→ **Problem details**
Filter the listing and keep only the lines with the word "Displacement".

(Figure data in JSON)
(begin)

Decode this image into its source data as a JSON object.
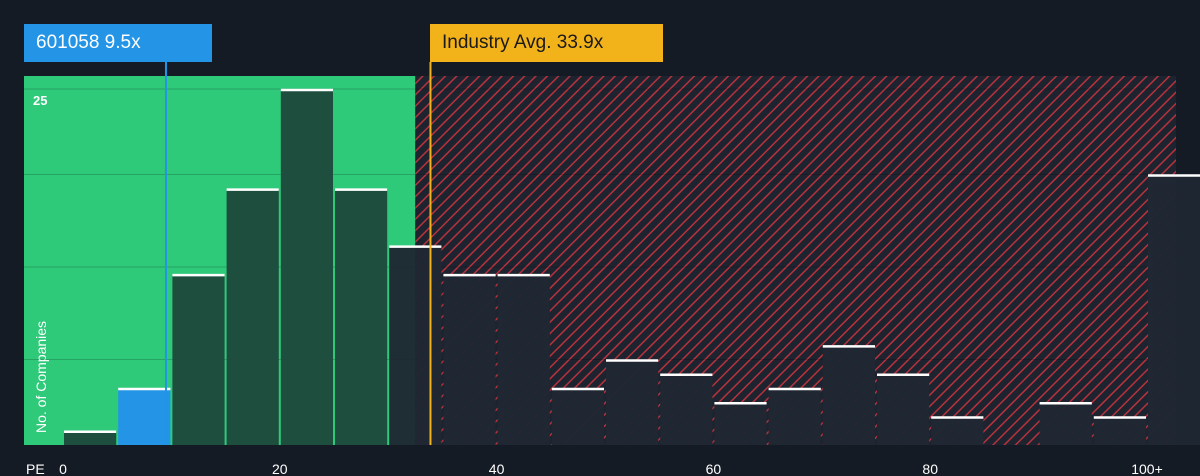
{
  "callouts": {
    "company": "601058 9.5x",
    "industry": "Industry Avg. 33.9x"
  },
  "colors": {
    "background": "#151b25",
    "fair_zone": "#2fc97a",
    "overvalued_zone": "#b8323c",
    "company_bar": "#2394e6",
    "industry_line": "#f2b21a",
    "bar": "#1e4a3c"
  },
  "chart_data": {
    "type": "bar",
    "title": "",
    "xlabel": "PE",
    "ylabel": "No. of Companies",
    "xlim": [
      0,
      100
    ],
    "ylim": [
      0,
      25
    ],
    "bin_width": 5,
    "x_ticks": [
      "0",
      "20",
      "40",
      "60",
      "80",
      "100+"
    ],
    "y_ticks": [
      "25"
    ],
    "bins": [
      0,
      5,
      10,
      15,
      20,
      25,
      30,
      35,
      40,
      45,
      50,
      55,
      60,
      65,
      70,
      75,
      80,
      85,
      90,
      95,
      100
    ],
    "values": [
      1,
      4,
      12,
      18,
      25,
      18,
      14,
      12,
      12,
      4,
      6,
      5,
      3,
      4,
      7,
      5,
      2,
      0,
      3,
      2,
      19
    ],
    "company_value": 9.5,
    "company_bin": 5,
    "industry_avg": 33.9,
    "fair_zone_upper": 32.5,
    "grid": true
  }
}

(end)
(begin)

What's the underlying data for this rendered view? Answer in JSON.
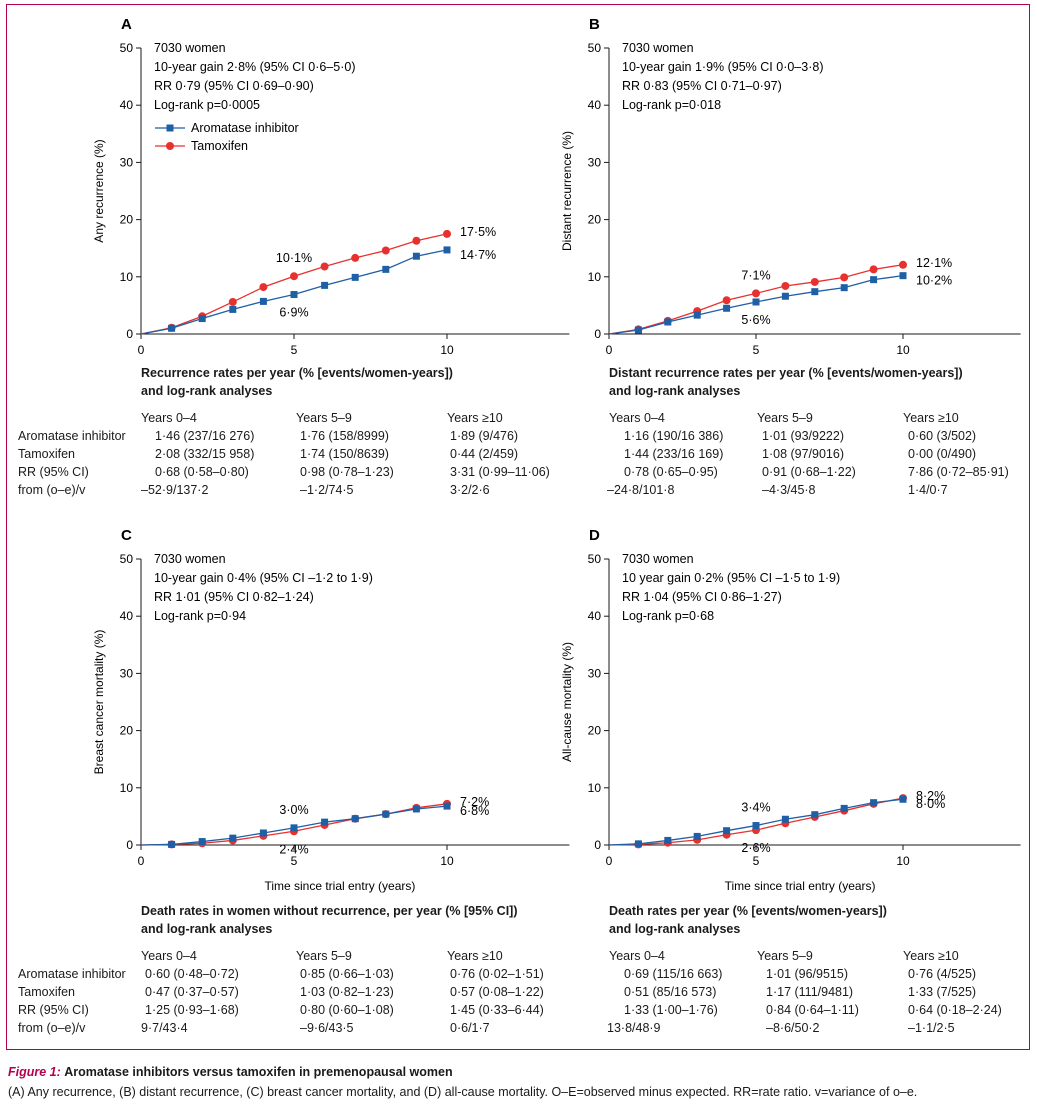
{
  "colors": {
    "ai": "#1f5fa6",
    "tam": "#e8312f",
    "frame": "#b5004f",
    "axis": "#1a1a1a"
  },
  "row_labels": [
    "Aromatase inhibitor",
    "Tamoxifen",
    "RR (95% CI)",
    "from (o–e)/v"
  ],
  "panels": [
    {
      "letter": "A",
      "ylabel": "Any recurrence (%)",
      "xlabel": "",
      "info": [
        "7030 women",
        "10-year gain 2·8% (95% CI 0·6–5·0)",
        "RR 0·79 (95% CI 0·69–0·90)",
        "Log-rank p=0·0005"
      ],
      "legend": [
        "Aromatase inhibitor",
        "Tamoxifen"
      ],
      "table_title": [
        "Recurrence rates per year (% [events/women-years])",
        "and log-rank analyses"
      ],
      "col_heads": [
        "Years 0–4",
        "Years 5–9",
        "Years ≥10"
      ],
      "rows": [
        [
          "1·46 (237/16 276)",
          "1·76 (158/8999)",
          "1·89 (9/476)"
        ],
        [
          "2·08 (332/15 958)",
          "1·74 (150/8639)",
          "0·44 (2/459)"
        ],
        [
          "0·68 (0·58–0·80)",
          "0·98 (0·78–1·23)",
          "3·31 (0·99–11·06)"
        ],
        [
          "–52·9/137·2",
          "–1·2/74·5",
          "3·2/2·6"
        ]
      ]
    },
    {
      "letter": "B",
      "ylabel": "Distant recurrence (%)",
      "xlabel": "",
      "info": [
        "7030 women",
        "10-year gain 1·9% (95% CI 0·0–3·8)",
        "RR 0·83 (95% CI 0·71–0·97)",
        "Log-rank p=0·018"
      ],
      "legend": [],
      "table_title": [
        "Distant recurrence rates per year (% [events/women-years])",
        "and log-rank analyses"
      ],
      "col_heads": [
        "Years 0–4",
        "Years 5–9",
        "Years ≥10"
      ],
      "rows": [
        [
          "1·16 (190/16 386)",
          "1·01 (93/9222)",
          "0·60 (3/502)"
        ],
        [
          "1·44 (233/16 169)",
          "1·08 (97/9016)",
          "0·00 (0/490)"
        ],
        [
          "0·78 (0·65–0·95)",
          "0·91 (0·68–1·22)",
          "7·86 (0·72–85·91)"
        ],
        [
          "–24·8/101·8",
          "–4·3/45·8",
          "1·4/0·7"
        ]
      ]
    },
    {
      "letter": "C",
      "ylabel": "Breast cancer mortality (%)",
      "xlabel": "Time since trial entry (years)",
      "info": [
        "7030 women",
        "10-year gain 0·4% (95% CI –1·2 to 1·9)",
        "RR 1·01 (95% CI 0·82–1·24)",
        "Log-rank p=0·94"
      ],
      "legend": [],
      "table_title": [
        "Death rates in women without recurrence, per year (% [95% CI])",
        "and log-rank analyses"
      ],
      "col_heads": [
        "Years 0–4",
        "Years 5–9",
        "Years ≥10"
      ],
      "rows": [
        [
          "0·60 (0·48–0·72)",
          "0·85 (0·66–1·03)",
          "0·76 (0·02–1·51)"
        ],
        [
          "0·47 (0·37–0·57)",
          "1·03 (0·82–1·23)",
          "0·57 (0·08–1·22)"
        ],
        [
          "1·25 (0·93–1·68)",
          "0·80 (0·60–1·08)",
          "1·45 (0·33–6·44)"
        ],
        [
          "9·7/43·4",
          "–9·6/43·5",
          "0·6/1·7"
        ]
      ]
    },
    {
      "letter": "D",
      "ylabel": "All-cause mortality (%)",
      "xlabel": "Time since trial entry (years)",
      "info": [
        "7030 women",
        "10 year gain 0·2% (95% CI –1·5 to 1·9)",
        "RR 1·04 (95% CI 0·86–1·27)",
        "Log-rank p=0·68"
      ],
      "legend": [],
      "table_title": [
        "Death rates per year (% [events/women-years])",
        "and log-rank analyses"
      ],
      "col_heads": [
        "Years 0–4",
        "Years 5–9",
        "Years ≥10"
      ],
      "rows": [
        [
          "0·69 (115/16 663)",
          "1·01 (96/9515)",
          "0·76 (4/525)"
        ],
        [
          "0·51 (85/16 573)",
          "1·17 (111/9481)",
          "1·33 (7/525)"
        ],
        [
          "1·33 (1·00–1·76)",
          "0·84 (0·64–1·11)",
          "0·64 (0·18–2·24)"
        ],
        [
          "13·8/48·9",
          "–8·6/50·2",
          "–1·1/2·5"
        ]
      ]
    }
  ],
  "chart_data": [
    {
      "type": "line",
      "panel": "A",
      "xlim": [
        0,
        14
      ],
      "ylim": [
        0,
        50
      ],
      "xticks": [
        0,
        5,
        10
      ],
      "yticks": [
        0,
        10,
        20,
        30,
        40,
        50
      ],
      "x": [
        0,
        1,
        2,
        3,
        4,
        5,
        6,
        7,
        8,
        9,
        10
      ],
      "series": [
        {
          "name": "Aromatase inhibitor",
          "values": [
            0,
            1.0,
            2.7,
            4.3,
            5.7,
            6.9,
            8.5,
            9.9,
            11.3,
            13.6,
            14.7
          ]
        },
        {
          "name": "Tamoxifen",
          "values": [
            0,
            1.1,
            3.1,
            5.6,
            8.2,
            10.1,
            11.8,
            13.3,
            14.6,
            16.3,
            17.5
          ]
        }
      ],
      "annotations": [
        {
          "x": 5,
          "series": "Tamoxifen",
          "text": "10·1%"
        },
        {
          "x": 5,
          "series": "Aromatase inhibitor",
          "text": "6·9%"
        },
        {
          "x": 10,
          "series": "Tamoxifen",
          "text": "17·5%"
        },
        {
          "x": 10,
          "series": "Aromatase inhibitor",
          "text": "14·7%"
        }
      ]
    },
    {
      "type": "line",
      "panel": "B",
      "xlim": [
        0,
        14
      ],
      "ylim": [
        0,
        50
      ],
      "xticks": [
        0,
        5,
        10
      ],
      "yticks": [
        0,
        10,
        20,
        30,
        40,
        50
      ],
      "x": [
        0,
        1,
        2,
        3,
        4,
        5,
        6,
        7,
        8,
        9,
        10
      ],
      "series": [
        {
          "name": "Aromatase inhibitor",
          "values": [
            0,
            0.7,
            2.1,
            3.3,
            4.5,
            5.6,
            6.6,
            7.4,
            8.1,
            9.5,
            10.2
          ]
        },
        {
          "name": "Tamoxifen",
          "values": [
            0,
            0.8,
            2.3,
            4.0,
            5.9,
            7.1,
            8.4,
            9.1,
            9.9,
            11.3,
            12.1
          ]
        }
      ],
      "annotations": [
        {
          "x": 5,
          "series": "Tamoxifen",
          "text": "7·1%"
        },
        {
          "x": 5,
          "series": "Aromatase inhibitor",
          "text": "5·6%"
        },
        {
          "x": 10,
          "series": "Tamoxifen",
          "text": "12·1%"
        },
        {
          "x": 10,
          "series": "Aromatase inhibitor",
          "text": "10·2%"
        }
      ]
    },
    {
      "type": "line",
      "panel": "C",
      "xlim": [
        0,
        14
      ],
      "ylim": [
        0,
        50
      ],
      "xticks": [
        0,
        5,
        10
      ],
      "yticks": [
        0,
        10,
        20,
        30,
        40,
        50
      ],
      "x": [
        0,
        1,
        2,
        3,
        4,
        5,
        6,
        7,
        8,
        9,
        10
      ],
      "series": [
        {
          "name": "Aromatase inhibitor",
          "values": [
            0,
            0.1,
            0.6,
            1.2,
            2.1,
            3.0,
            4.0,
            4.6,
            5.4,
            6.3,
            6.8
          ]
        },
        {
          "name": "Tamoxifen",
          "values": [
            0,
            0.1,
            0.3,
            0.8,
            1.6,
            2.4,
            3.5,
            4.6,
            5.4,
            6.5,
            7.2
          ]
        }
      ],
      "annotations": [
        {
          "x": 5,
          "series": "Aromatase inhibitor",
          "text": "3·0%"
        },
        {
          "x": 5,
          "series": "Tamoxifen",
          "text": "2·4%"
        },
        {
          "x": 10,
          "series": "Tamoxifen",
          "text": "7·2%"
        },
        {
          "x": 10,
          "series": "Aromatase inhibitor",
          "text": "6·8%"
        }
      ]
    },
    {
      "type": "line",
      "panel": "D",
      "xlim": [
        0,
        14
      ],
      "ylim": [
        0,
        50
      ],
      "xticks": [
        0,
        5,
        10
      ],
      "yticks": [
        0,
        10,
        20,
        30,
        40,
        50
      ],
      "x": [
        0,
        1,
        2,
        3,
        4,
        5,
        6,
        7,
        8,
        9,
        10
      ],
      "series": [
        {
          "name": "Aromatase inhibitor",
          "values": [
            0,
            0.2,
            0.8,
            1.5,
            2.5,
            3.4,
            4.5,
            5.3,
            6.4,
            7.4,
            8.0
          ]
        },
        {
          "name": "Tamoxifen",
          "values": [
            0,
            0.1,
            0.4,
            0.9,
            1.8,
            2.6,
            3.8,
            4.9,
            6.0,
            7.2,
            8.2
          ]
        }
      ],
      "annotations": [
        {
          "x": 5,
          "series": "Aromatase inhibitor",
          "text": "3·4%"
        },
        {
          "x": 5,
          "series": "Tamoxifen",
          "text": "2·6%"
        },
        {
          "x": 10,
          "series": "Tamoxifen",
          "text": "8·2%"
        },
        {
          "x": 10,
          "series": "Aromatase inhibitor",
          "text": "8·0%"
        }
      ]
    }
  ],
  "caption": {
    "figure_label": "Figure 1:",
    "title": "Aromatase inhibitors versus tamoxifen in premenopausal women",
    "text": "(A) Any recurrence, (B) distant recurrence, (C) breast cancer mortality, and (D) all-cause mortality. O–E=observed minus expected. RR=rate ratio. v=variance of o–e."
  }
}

(end)
(begin)

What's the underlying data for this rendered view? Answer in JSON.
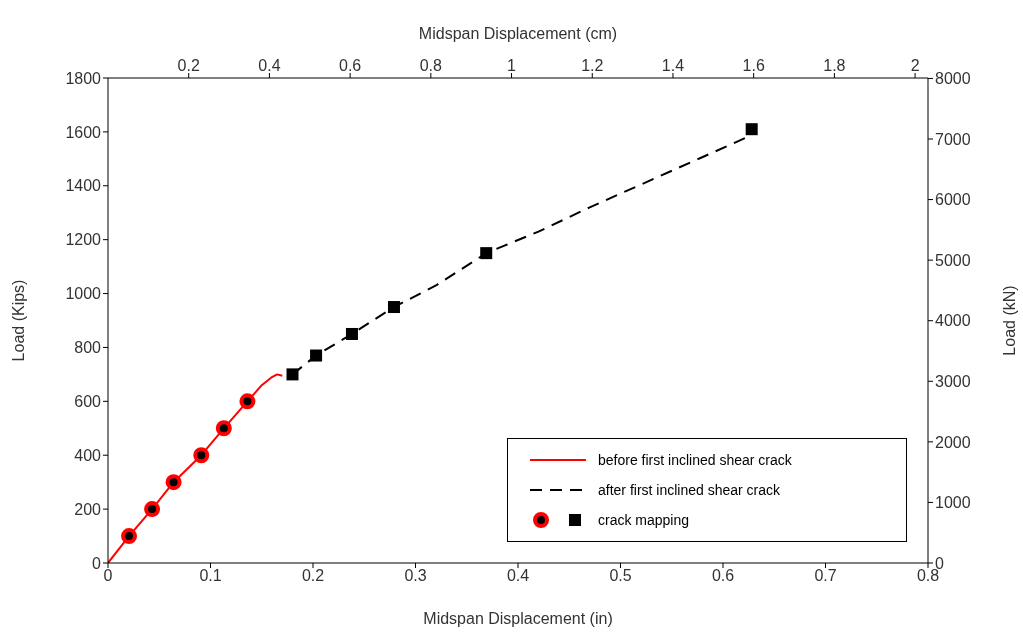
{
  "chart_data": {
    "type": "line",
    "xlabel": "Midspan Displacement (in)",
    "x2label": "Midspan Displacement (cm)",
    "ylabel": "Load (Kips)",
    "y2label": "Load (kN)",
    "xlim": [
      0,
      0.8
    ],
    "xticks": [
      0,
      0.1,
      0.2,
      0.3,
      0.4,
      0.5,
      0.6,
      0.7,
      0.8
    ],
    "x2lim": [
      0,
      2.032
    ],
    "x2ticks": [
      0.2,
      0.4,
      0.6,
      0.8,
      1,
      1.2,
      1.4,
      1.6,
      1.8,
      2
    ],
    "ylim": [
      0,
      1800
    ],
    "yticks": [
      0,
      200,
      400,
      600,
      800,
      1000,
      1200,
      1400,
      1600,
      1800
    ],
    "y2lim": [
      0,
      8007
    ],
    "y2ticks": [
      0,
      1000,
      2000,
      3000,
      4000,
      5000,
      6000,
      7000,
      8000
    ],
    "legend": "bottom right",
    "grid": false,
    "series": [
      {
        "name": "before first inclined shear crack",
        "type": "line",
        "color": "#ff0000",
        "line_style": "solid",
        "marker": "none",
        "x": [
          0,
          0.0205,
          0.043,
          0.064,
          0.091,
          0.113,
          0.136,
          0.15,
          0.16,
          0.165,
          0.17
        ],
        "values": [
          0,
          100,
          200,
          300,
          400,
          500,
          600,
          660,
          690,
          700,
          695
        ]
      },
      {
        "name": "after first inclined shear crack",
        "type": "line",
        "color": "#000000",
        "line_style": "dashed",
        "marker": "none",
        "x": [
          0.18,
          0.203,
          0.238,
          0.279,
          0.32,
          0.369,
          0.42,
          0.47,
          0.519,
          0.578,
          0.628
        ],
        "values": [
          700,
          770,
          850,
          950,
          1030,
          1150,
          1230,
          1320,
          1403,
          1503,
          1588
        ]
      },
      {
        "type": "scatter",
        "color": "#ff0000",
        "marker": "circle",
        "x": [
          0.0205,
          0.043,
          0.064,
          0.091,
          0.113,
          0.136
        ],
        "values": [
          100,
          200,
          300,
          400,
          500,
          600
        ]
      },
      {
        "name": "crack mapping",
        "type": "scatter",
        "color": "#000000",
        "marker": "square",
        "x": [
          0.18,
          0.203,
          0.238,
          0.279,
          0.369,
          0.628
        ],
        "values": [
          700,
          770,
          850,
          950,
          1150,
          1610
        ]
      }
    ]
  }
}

(end)

→ **Output of the task**
    "xlabel": "Midspan Displacement (in)",
    "x2label": "Midspan Displacement (cm)",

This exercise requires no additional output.